((
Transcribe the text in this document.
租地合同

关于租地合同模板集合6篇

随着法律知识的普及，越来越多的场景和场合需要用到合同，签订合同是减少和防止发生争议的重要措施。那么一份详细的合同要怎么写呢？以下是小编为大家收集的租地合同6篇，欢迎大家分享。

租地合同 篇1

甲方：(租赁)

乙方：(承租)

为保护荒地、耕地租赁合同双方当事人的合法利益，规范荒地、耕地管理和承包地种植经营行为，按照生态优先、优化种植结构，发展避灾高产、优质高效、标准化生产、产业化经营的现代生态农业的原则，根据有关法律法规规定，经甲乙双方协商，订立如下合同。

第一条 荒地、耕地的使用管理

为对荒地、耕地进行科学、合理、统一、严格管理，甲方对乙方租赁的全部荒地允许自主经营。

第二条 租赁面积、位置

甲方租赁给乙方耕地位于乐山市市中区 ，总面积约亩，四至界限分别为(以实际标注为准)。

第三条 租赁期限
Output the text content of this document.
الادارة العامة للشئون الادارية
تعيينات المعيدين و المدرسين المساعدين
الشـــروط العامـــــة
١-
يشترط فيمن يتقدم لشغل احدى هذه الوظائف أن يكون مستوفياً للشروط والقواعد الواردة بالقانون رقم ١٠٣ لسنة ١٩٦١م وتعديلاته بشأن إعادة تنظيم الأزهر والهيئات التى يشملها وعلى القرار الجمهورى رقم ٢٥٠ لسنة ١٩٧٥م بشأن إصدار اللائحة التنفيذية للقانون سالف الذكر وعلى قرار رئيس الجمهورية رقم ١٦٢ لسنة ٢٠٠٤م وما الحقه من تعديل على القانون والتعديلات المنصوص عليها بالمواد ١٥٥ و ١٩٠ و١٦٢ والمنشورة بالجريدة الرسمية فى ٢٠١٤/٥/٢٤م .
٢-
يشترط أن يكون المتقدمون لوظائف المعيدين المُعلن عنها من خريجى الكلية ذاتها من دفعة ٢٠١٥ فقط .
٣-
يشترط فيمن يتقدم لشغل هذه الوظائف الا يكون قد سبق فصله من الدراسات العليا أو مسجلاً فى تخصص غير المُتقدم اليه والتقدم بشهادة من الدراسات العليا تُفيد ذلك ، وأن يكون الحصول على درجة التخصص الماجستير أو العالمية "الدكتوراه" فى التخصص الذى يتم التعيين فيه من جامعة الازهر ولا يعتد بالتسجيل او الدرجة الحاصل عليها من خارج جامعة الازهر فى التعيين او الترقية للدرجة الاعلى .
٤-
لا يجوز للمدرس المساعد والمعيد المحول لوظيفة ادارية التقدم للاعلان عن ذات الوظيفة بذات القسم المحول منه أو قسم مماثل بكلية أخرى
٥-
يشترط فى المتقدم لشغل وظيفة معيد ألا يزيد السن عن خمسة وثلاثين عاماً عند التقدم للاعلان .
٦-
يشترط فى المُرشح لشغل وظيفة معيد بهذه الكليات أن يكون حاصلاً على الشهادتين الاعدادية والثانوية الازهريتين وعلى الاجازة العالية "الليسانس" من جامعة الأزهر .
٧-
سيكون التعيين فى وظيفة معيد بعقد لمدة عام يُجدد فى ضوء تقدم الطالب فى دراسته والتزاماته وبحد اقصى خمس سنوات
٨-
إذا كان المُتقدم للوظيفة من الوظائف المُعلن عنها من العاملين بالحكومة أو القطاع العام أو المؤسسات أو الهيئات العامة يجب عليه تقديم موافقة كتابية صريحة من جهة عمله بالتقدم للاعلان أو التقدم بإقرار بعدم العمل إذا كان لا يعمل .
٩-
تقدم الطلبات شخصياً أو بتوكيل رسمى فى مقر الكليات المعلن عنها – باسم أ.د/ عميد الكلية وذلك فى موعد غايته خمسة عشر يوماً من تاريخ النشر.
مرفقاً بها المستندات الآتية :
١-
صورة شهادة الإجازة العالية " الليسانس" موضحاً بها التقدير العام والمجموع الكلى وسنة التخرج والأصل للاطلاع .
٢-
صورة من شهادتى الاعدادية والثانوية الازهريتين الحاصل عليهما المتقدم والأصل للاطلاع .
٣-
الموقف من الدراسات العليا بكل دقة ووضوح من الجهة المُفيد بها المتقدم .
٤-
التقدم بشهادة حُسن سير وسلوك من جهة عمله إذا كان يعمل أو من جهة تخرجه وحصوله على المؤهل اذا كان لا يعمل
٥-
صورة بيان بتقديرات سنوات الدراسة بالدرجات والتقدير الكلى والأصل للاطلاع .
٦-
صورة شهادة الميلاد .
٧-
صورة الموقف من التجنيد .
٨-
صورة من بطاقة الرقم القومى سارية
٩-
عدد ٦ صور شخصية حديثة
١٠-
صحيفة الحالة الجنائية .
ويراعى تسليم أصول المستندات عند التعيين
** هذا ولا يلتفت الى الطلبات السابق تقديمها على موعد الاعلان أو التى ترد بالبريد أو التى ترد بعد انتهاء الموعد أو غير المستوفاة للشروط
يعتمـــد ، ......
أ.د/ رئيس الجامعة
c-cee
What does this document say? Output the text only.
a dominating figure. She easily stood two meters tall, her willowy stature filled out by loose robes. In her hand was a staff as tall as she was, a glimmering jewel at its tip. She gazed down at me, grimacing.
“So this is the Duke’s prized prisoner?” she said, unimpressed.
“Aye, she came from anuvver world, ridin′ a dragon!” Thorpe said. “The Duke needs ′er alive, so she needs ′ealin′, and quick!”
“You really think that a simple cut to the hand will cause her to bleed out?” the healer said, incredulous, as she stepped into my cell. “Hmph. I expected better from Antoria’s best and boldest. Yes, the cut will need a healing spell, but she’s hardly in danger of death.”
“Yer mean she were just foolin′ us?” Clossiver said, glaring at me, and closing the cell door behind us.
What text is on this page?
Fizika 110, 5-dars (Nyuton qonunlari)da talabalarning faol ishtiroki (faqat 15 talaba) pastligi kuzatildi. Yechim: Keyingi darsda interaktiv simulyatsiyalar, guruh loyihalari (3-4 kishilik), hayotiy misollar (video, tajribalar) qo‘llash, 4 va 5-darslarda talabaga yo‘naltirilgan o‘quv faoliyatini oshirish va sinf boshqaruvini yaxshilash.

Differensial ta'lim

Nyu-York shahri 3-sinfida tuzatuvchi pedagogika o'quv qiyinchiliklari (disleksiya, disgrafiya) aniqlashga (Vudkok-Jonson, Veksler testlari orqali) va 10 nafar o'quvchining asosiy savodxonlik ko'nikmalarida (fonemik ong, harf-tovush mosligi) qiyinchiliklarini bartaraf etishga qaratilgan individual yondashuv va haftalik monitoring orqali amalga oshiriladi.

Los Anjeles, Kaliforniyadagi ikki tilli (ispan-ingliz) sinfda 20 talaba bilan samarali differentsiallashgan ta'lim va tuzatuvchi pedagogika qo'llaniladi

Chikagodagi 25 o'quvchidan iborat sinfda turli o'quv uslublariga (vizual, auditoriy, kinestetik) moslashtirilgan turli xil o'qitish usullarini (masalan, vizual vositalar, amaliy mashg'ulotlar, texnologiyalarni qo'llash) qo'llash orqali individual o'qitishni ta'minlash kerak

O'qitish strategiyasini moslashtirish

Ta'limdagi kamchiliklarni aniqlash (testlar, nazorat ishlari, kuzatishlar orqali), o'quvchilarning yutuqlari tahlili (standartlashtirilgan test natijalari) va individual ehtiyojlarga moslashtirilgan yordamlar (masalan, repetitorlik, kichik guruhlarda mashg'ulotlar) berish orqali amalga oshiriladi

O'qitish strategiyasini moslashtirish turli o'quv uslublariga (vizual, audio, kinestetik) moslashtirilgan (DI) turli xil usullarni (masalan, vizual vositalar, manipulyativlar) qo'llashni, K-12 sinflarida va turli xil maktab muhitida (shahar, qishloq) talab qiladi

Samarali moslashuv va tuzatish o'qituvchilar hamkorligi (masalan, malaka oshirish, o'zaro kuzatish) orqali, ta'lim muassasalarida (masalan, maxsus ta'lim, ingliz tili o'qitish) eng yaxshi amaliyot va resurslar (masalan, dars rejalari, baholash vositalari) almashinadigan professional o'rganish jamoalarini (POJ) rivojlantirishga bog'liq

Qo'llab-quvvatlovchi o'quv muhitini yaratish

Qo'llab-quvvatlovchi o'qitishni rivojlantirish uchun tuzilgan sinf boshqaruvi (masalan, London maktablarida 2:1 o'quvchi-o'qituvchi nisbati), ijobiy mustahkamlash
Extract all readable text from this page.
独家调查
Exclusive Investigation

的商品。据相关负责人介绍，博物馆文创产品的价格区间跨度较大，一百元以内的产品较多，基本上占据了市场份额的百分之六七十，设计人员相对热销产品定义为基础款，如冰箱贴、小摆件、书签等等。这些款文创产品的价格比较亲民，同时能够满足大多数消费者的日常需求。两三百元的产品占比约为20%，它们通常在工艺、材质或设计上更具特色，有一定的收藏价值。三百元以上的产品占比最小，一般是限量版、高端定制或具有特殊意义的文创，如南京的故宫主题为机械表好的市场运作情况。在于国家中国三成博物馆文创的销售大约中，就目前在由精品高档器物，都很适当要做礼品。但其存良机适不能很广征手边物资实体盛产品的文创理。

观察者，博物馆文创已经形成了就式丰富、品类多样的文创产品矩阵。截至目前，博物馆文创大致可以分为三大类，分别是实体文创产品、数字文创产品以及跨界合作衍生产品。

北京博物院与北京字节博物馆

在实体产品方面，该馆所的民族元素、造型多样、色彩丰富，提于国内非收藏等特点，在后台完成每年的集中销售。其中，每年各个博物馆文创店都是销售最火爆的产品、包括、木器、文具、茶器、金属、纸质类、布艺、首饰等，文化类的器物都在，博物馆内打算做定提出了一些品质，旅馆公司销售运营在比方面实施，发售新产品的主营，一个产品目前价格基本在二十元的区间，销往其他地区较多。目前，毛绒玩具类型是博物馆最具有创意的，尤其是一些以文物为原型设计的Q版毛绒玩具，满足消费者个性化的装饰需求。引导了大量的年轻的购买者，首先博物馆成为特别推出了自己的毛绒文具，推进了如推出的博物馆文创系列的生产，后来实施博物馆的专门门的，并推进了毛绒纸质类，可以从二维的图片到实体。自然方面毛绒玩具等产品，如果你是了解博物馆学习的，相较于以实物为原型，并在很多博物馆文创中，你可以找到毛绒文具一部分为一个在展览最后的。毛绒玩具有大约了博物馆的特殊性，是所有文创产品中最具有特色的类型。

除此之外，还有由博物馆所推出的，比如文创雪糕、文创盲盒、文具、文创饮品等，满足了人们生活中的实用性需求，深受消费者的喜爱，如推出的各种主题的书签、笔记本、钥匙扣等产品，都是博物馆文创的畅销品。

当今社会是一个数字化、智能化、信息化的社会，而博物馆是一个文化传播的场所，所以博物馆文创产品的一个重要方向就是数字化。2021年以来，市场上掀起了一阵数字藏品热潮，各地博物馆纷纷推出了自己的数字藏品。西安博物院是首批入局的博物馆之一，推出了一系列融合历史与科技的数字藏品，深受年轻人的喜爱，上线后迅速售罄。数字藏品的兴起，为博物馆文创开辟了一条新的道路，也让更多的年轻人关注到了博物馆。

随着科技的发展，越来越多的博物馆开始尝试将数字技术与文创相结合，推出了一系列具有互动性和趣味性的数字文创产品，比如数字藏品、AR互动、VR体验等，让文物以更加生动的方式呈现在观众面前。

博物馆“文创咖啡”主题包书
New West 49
))
__Short problem__. Give the number of lines that carry the word "document", with nothing added.

__Output__. 3